**Supplied material:**
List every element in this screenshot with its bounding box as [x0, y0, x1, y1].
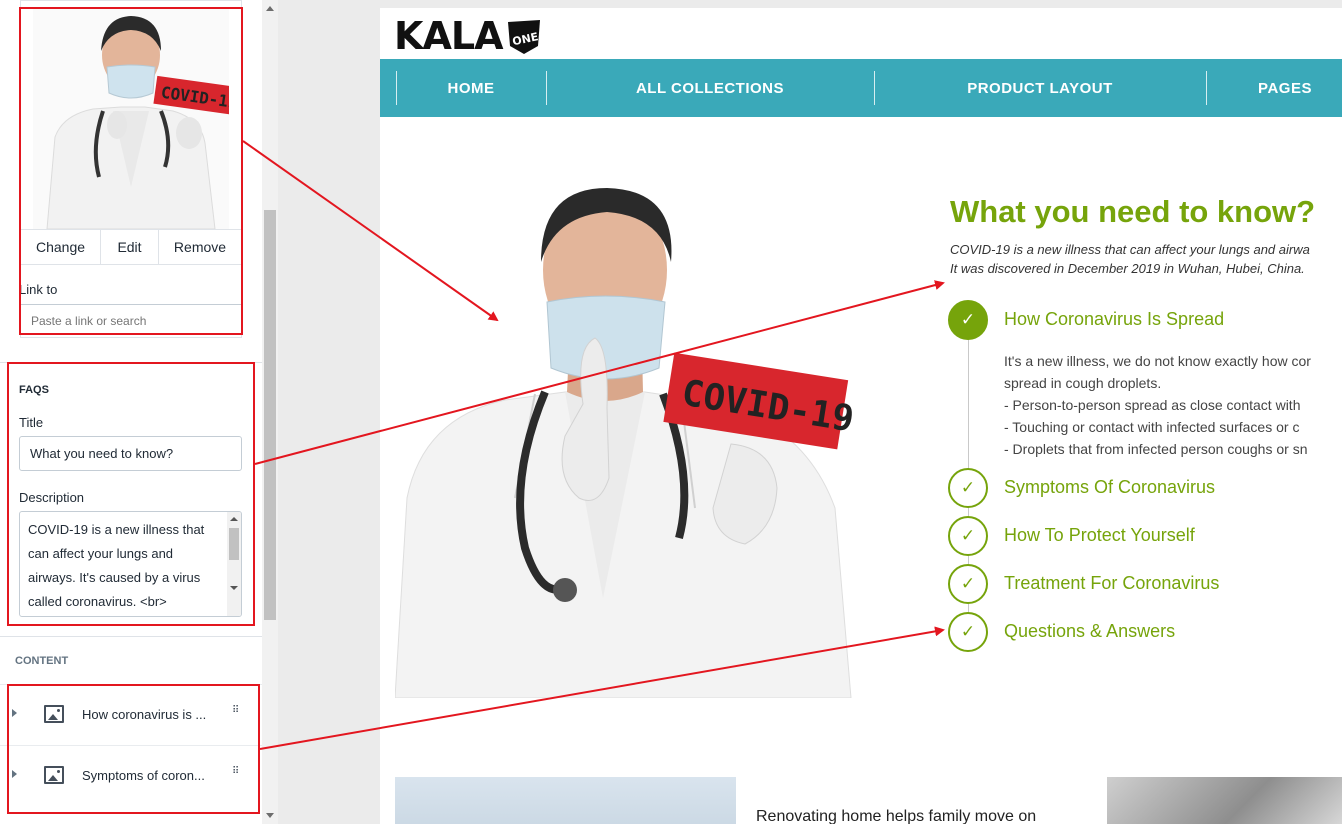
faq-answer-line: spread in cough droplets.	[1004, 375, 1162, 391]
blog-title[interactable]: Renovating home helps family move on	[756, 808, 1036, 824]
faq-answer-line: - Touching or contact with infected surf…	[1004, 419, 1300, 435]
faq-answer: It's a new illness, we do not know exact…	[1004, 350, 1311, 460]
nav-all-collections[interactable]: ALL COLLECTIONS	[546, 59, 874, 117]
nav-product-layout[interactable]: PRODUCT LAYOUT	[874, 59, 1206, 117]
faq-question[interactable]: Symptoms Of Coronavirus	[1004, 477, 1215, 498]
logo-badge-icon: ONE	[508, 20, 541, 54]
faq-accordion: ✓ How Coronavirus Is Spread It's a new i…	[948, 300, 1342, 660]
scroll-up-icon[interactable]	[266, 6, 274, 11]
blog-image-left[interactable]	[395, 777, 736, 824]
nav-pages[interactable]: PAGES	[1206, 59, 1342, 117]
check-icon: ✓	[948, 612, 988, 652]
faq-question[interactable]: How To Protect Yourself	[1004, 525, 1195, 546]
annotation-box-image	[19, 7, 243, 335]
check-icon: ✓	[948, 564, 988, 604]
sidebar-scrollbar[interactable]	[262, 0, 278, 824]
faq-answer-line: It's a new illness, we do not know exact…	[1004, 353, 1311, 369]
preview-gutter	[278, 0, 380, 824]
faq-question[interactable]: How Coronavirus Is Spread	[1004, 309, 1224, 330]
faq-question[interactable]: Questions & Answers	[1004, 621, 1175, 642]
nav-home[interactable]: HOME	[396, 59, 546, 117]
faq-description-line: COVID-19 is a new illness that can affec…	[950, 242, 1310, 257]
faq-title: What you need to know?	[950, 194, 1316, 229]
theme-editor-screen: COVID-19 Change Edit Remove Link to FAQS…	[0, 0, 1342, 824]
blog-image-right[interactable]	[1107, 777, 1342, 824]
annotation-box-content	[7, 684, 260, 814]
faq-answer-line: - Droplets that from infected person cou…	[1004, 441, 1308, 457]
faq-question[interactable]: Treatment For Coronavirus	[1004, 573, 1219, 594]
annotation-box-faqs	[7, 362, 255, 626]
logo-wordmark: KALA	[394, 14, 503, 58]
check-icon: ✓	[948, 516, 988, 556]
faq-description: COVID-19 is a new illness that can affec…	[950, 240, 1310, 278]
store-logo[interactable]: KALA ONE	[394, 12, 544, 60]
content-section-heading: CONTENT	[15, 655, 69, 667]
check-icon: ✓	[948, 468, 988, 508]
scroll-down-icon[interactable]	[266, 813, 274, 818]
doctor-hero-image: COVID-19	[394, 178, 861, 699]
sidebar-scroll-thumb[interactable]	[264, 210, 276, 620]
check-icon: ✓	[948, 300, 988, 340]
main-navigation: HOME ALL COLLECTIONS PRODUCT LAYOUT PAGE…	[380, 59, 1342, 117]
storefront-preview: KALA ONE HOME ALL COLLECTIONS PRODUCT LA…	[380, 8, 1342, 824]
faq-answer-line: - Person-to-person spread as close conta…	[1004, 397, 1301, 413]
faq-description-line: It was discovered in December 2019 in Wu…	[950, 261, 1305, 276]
==
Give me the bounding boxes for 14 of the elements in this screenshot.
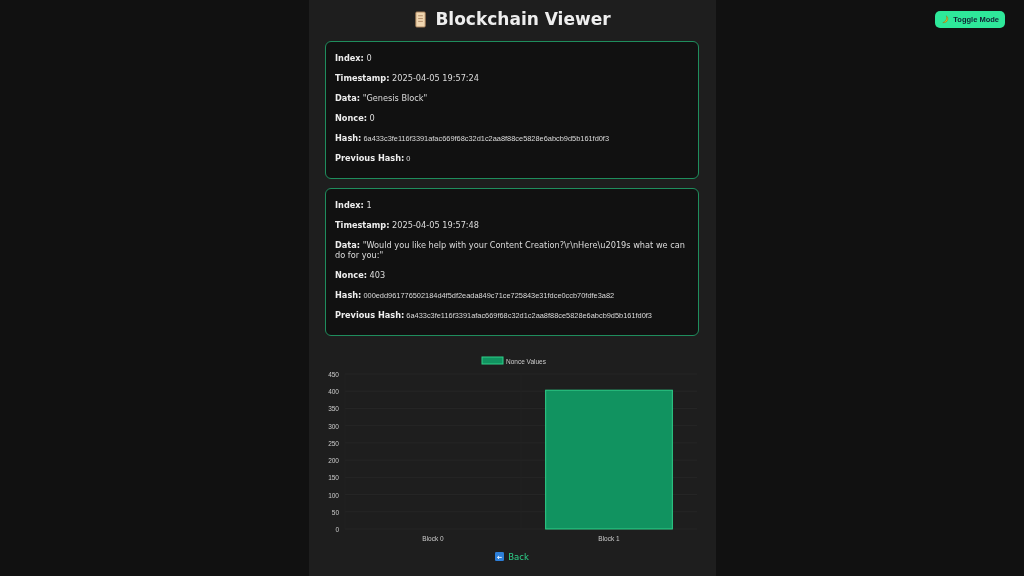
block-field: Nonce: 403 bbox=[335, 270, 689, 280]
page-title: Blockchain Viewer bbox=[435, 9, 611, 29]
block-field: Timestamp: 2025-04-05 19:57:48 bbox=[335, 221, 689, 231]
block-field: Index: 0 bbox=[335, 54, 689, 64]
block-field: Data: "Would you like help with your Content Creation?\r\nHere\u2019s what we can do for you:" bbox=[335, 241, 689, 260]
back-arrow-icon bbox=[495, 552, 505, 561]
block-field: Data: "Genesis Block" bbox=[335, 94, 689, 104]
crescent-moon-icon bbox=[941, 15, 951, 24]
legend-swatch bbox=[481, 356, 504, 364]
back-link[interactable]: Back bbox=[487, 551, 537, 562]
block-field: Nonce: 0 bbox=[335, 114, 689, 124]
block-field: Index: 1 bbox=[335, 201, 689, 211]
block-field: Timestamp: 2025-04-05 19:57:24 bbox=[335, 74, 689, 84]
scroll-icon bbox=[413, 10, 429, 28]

**Problem statement:**
Tally the lines of the records that contain the word "know" and state the total alone.

**Answer box:**
3